§ **What is required**
Please restate the following records word for word.

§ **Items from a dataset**
--- Start ---

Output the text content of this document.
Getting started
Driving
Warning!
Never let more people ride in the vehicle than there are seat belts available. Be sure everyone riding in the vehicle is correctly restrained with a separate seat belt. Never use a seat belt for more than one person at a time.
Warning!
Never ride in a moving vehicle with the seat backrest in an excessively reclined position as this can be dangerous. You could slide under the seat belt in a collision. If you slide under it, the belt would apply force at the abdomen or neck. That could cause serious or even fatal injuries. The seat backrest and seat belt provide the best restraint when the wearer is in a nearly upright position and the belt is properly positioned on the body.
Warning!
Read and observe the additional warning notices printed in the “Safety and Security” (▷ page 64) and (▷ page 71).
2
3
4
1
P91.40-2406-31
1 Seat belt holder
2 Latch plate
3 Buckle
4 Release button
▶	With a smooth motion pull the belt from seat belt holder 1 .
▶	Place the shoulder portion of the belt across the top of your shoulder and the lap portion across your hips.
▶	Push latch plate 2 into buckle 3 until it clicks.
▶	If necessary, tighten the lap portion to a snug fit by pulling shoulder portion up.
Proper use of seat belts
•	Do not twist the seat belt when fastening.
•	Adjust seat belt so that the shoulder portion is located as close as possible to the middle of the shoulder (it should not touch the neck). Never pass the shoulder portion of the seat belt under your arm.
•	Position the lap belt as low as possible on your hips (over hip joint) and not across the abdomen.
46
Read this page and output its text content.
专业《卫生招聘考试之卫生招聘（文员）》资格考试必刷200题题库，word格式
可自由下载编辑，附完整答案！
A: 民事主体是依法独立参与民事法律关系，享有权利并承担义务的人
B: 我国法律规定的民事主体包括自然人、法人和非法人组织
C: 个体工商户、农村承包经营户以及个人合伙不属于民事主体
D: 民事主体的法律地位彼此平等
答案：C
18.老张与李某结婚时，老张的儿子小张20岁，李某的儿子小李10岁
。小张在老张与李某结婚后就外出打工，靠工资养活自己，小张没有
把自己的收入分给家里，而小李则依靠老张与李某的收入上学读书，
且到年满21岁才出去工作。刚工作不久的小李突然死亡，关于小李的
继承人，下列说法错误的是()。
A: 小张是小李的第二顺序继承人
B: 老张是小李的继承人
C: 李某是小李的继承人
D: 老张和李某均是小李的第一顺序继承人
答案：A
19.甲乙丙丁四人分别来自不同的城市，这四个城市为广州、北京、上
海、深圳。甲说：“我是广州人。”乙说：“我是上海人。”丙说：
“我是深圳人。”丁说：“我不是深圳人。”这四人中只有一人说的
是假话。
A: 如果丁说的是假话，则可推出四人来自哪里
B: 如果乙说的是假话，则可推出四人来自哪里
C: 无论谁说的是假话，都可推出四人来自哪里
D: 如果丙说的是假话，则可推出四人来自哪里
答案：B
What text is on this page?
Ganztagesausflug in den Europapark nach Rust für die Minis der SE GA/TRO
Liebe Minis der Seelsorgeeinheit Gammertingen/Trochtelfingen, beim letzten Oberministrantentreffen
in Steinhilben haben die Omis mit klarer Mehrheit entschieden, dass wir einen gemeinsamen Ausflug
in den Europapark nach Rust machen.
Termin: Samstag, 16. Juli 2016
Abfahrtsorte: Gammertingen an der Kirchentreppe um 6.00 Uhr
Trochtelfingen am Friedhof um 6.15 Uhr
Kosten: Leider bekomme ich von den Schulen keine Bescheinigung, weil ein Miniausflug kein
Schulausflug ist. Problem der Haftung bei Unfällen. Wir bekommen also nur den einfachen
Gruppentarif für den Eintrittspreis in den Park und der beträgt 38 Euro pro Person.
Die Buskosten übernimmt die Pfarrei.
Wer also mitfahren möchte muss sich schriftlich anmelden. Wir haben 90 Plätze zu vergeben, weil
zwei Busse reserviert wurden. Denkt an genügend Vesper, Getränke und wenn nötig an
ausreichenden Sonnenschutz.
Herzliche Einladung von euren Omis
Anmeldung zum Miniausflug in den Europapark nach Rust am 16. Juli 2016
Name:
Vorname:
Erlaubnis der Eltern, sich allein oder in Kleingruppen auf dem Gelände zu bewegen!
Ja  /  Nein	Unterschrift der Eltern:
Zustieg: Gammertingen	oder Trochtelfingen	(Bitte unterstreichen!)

--- End ---

§ **Response below**
Output the text content of this document.
Getting started
Driving
Warning!
Never let more people ride in the vehicle than there are seat belts available. Be sure everyone riding in the vehicle is correctly restrained with a separate seat belt. Never use a seat belt for more than one person at a time.
Warning!
Never ride in a moving vehicle with the seat backrest in an excessively reclined position as this can be dangerous. You could slide under the seat belt in a collision. If you slide under it, the belt would apply force at the abdomen or neck. That could cause serious or even fatal injuries. The seat backrest and seat belt provide the best restraint when the wearer is in a nearly upright position and the belt is properly positioned on the body.
Warning!
Read and observe the additional warning notices printed in the “Safety and Security” (▷ page 64) and (▷ page 71).
2
3
4
1
P91.40-2406-31
1 Seat belt holder
2 Latch plate
3 Buckle
4 Release button
▶	With a smooth motion pull the belt from seat belt holder 1 .
▶	Place the shoulder portion of the belt across the top of your shoulder and the lap portion across your hips.
▶	Push latch plate 2 into buckle 3 until it clicks.
▶	If necessary, tighten the lap portion to a snug fit by pulling shoulder portion up.
Proper use of seat belts
•	Do not twist the seat belt when fastening.
•	Adjust seat belt so that the shoulder portion is located as close as possible to the middle of the shoulder (it should not touch the neck). Never pass the shoulder portion of the seat belt under your arm.
•	Position the lap belt as low as possible on your hips (over hip joint) and not across the abdomen.
46
Read this page and output its text content.
专业《卫生招聘考试之卫生招聘（文员）》资格考试必刷200题题库，word格式
可自由下载编辑，附完整答案！
A: 民事主体是依法独立参与民事法律关系，享有权利并承担义务的人
B: 我国法律规定的民事主体包括自然人、法人和非法人组织
C: 个体工商户、农村承包经营户以及个人合伙不属于民事主体
D: 民事主体的法律地位彼此平等
答案：C
18.老张与李某结婚时，老张的儿子小张20岁，李某的儿子小李10岁
。小张在老张与李某结婚后就外出打工，靠工资养活自己，小张没有
把自己的收入分给家里，而小李则依靠老张与李某的收入上学读书，
且到年满21岁才出去工作。刚工作不久的小李突然死亡，关于小李的
继承人，下列说法错误的是()。
A: 小张是小李的第二顺序继承人
B: 老张是小李的继承人
C: 李某是小李的继承人
D: 老张和李某均是小李的第一顺序继承人
答案：A
19.甲乙丙丁四人分别来自不同的城市，这四个城市为广州、北京、上
海、深圳。甲说：“我是广州人。”乙说：“我是上海人。”丙说：
“我是深圳人。”丁说：“我不是深圳人。”这四人中只有一人说的
是假话。
A: 如果丁说的是假话，则可推出四人来自哪里
B: 如果乙说的是假话，则可推出四人来自哪里
C: 无论谁说的是假话，都可推出四人来自哪里
D: 如果丙说的是假话，则可推出四人来自哪里
答案：B
What text is on this page?
Ganztagesausflug in den Europapark nach Rust für die Minis der SE GA/TRO
Liebe Minis der Seelsorgeeinheit Gammertingen/Trochtelfingen, beim letzten Oberministrantentreffen
in Steinhilben haben die Omis mit klarer Mehrheit entschieden, dass wir einen gemeinsamen Ausflug
in den Europapark nach Rust machen.
Termin: Samstag, 16. Juli 2016
Abfahrtsorte: Gammertingen an der Kirchentreppe um 6.00 Uhr
Trochtelfingen am Friedhof um 6.15 Uhr
Kosten: Leider bekomme ich von den Schulen keine Bescheinigung, weil ein Miniausflug kein
Schulausflug ist. Problem der Haftung bei Unfällen. Wir bekommen also nur den einfachen
Gruppentarif für den Eintrittspreis in den Park und der beträgt 38 Euro pro Person.
Die Buskosten übernimmt die Pfarrei.
Wer also mitfahren möchte muss sich schriftlich anmelden. Wir haben 90 Plätze zu vergeben, weil
zwei Busse reserviert wurden. Denkt an genügend Vesper, Getränke und wenn nötig an
ausreichenden Sonnenschutz.
Herzliche Einladung von euren Omis
Anmeldung zum Miniausflug in den Europapark nach Rust am 16. Juli 2016
Name:
Vorname:
Erlaubnis der Eltern, sich allein oder in Kleingruppen auf dem Gelände zu bewegen!
Ja  /  Nein	Unterschrift der Eltern:
Zustieg: Gammertingen	oder Trochtelfingen	(Bitte unterstreichen!)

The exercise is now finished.